Work required - Repeat the records below exactly, leaving out any pictures.
— Start of Rows —
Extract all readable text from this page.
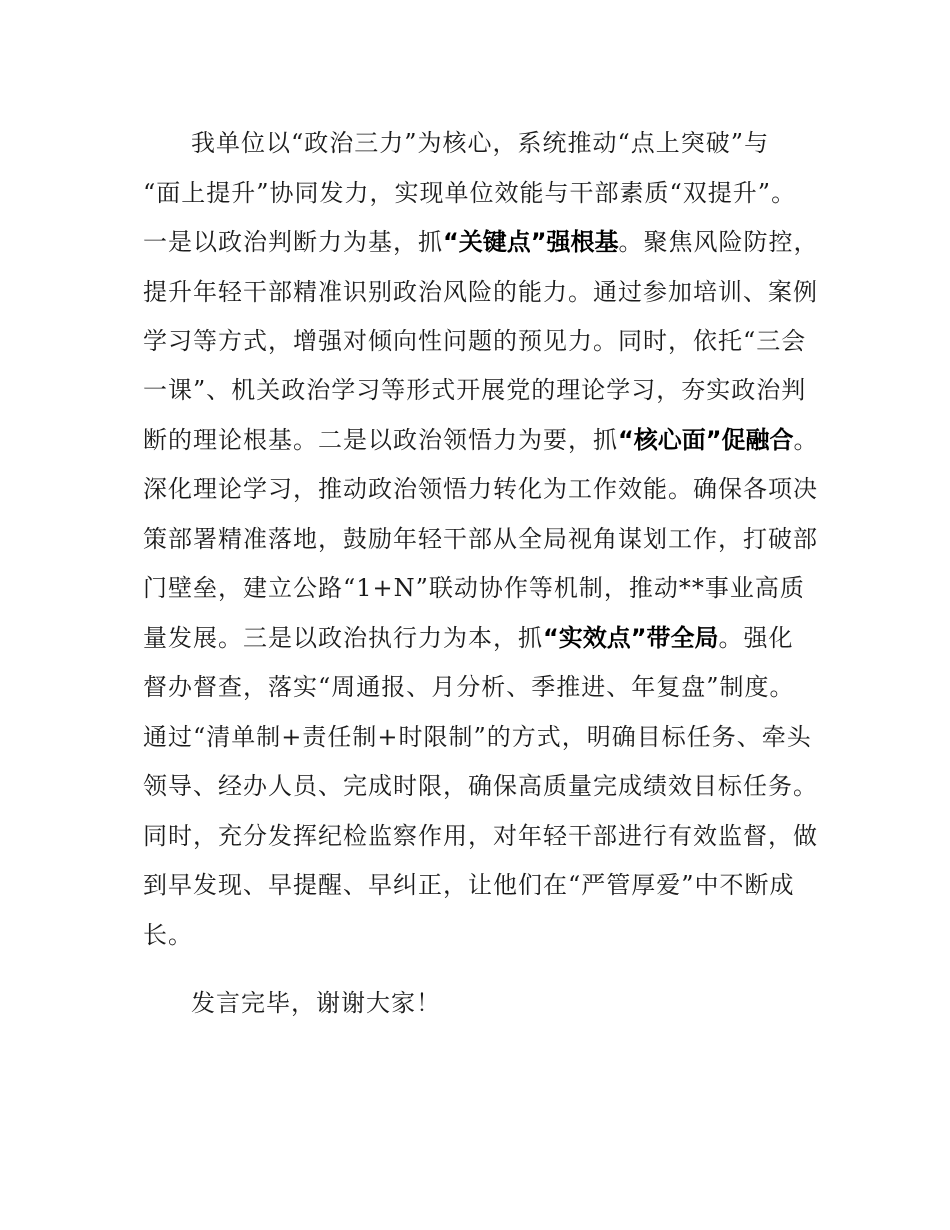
我单位以“政治三力”为核心，系统推动“点上突破”与
“面上提升”协同发力，实现单位效能与干部素质“双提升”。
一是以政治判断力为基，抓“关键点”强根基。聚焦风险防控，
提升年轻干部精准识别政治风险的能力。通过参加培训、案例
学习等方式，增强对倾向性问题的预见力。同时，依托“三会
一课”、机关政治学习等形式开展党的理论学习，夯实政治判
断的理论根基。二是以政治领悟力为要，抓“核心面”促融合。
深化理论学习，推动政治领悟力转化为工作效能。确保各项决
策部署精准落地，鼓励年轻干部从全局视角谋划工作，打破部
门壁垒，建立公路“1+N”联动协作等机制，推动**事业高质
量发展。三是以政治执行力为本，抓“实效点”带全局。强化
督办督查，落实“周通报、月分析、季推进、年复盘”制度。
通过“清单制+责任制+时限制”的方式，明确目标任务、牵头
领导、经办人员、完成时限，确保高质量完成绩效目标任务。
同时，充分发挥纪检监察作用，对年轻干部进行有效监督，做
到早发现、早提醒、早纠正，让他们在“严管厚爱”中不断成
长。
发言完毕，谢谢大家！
— End of Rows —
Result for this exercise -
Extract all readable text from this page.
我单位以“政治三力”为核心，系统推动“点上突破”与
“面上提升”协同发力，实现单位效能与干部素质“双提升”。
一是以政治判断力为基，抓“关键点”强根基。聚焦风险防控，
提升年轻干部精准识别政治风险的能力。通过参加培训、案例
学习等方式，增强对倾向性问题的预见力。同时，依托“三会
一课”、机关政治学习等形式开展党的理论学习，夯实政治判
断的理论根基。二是以政治领悟力为要，抓“核心面”促融合。
深化理论学习，推动政治领悟力转化为工作效能。确保各项决
策部署精准落地，鼓励年轻干部从全局视角谋划工作，打破部
门壁垒，建立公路“1+N”联动协作等机制，推动**事业高质
量发展。三是以政治执行力为本，抓“实效点”带全局。强化
督办督查，落实“周通报、月分析、季推进、年复盘”制度。
通过“清单制+责任制+时限制”的方式，明确目标任务、牵头
领导、经办人员、完成时限，确保高质量完成绩效目标任务。
同时，充分发挥纪检监察作用，对年轻干部进行有效监督，做
到早发现、早提醒、早纠正，让他们在“严管厚爱”中不断成
长。
发言完毕，谢谢大家！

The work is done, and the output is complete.